**Requirements**
Determine the count of lines holding "gens" and give that count alone.

**Material provided**
* * * * * * * * *

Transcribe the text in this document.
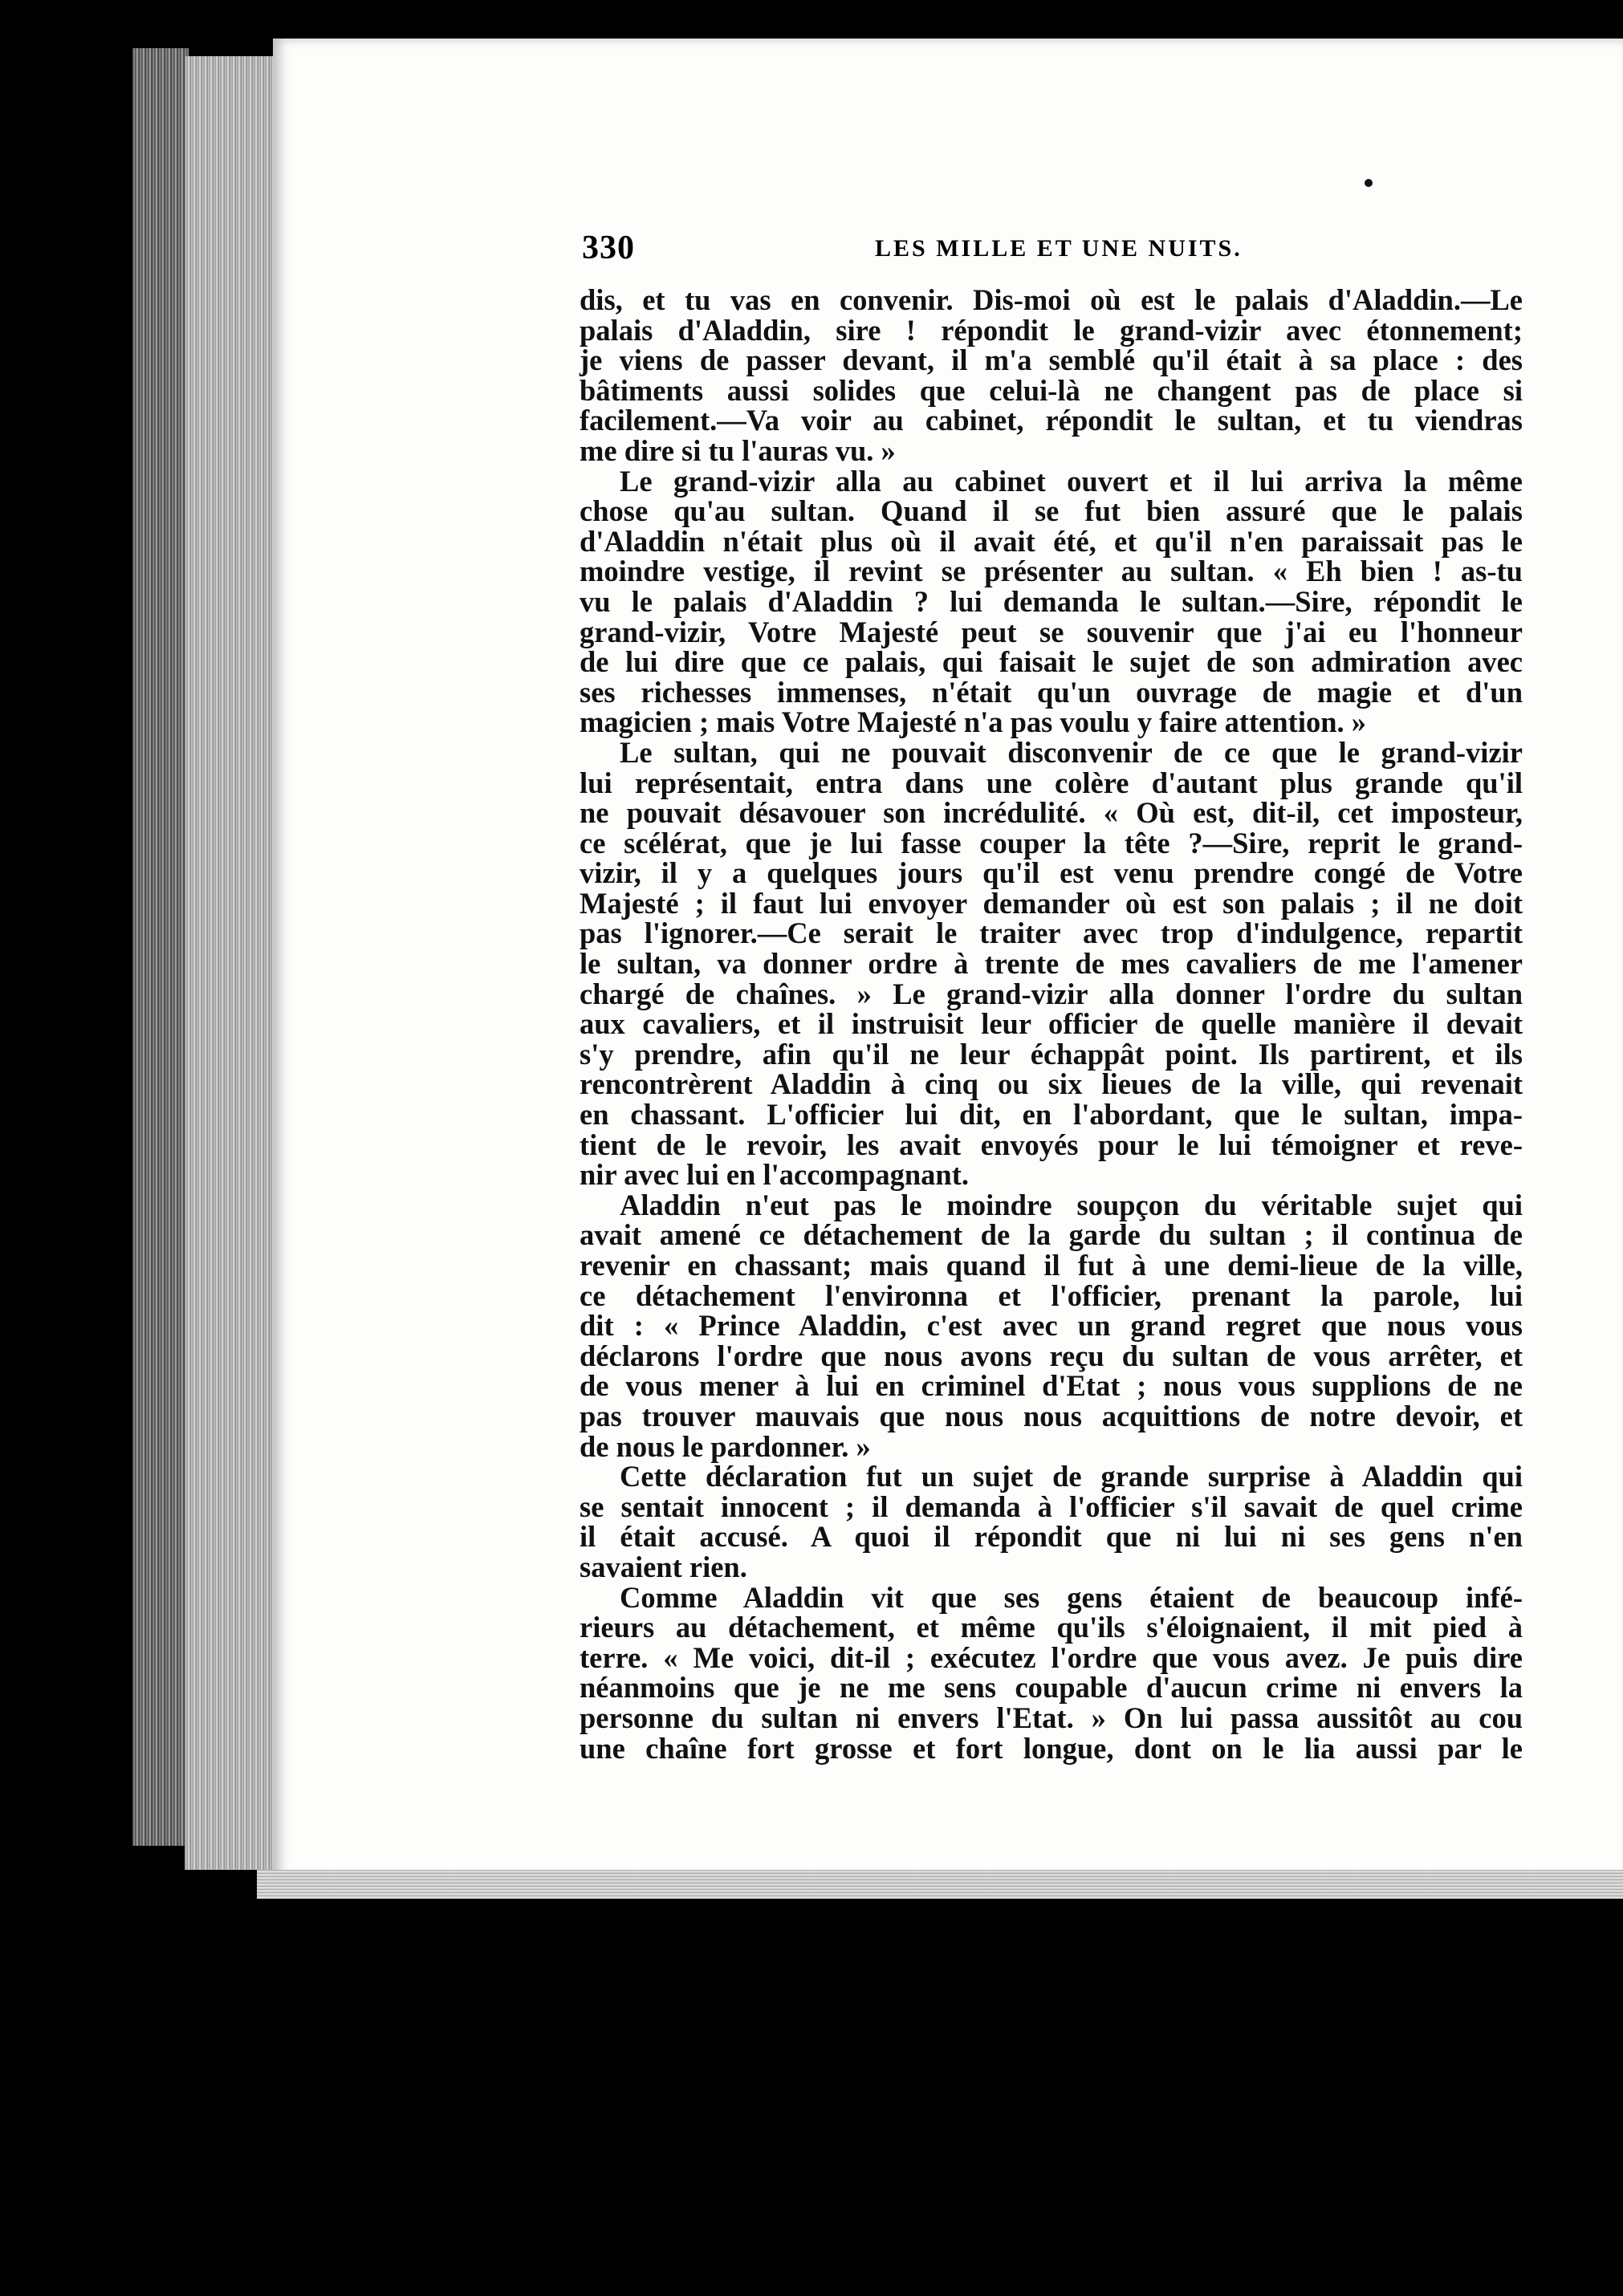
330	LES MILLE ET UNE NUITS.
dis, et tu vas en convenir. Dis-moi où est le palais d'Aladdin.—Le
palais d'Aladdin, sire ! répondit le grand-vizir avec étonnement;
je viens de passer devant, il m'a semblé qu'il était à sa place : des
bâtiments aussi solides que celui-là ne changent pas de place si
facilement.—Va voir au cabinet, répondit le sultan, et tu viendras
me dire si tu l'auras vu. »
Le grand-vizir alla au cabinet ouvert et il lui arriva la même
chose qu'au sultan. Quand il se fut bien assuré que le palais
d'Aladdin n'était plus où il avait été, et qu'il n'en paraissait pas le
moindre vestige, il revint se présenter au sultan. « Eh bien ! as-tu
vu le palais d'Aladdin ? lui demanda le sultan.—Sire, répondit le
grand-vizir, Votre Majesté peut se souvenir que j'ai eu l'honneur
de lui dire que ce palais, qui faisait le sujet de son admiration avec
ses richesses immenses, n'était qu'un ouvrage de magie et d'un
magicien ; mais Votre Majesté n'a pas voulu y faire attention. »
Le sultan, qui ne pouvait disconvenir de ce que le grand-vizir
lui représentait, entra dans une colère d'autant plus grande qu'il
ne pouvait désavouer son incrédulité. « Où est, dit-il, cet imposteur,
ce scélérat, que je lui fasse couper la tête ?—Sire, reprit le grand-
vizir, il y a quelques jours qu'il est venu prendre congé de Votre
Majesté ; il faut lui envoyer demander où est son palais ; il ne doit
pas l'ignorer.—Ce serait le traiter avec trop d'indulgence, repartit
le sultan, va donner ordre à trente de mes cavaliers de me l'amener
chargé de chaînes. » Le grand-vizir alla donner l'ordre du sultan
aux cavaliers, et il instruisit leur officier de quelle manière il devait
s'y prendre, afin qu'il ne leur échappât point. Ils partirent, et ils
rencontrèrent Aladdin à cinq ou six lieues de la ville, qui revenait
en chassant. L'officier lui dit, en l'abordant, que le sultan, impa-
tient de le revoir, les avait envoyés pour le lui témoigner et reve-
nir avec lui en l'accompagnant.
Aladdin n'eut pas le moindre soupçon du véritable sujet qui
avait amené ce détachement de la garde du sultan ; il continua de
revenir en chassant; mais quand il fut à une demi-lieue de la ville,
ce détachement l'environna et l'officier, prenant la parole, lui
dit : « Prince Aladdin, c'est avec un grand regret que nous vous
déclarons l'ordre que nous avons reçu du sultan de vous arrêter, et
de vous mener à lui en criminel d'Etat ; nous vous supplions de ne
pas trouver mauvais que nous nous acquittions de notre devoir, et
de nous le pardonner. »
Cette déclaration fut un sujet de grande surprise à Aladdin qui
se sentait innocent ; il demanda à l'officier s'il savait de quel crime
il était accusé. A quoi il répondit que ni lui ni ses gens n'en
savaient rien.
Comme Aladdin vit que ses gens étaient de beaucoup infé-
rieurs au détachement, et même qu'ils s'éloignaient, il mit pied à
terre. « Me voici, dit-il ; exécutez l'ordre que vous avez. Je puis dire
néanmoins que je ne me sens coupable d'aucun crime ni envers la
personne du sultan ni envers l'Etat. » On lui passa aussitôt au cou
une chaîne fort grosse et fort longue, dont on le lia aussi par le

* * * * * * * * *

**The reply**
2